-------- INPUT RECORDS
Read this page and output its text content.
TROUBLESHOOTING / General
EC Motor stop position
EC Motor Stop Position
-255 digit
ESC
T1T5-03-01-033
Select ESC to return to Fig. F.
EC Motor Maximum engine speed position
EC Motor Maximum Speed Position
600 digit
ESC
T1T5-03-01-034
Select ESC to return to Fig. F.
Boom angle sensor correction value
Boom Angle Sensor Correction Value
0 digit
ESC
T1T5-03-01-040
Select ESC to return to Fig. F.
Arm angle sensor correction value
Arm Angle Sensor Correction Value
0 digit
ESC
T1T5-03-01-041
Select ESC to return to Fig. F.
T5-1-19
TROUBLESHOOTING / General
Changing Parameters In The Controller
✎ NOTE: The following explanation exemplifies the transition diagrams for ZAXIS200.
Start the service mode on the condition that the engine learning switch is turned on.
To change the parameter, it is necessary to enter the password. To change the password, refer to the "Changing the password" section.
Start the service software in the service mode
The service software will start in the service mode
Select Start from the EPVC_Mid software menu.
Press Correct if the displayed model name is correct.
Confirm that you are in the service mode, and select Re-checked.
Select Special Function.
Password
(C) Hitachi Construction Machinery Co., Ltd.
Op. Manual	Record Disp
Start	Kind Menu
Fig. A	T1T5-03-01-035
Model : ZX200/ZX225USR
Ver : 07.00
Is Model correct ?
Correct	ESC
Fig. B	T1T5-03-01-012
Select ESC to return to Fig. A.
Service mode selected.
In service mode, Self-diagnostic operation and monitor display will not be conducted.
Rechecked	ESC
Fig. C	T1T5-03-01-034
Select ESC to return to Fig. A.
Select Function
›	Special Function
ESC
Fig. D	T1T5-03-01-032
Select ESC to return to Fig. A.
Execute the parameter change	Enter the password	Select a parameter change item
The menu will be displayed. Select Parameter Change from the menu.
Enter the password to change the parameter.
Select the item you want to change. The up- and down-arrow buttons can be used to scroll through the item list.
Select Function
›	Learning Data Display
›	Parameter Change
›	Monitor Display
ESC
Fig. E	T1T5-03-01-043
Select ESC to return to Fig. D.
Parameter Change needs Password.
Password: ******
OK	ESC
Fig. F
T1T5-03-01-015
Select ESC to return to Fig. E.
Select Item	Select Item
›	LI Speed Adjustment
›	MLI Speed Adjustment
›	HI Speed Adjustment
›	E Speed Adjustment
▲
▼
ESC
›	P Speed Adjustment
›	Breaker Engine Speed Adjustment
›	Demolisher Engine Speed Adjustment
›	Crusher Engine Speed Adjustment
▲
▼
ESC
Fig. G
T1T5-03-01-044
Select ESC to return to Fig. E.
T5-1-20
----------------
* WHAT IS BEING ASKED *
Report every line containing the word "Adjustment" from the listing above.

* ANSWER FOR THIS EXERCISE *
›	LI Speed Adjustment
›	MLI Speed Adjustment
›	HI Speed Adjustment
›	E Speed Adjustment
›	P Speed Adjustment
›	Breaker Engine Speed Adjustment
›	Demolisher Engine Speed Adjustment
›	Crusher Engine Speed Adjustment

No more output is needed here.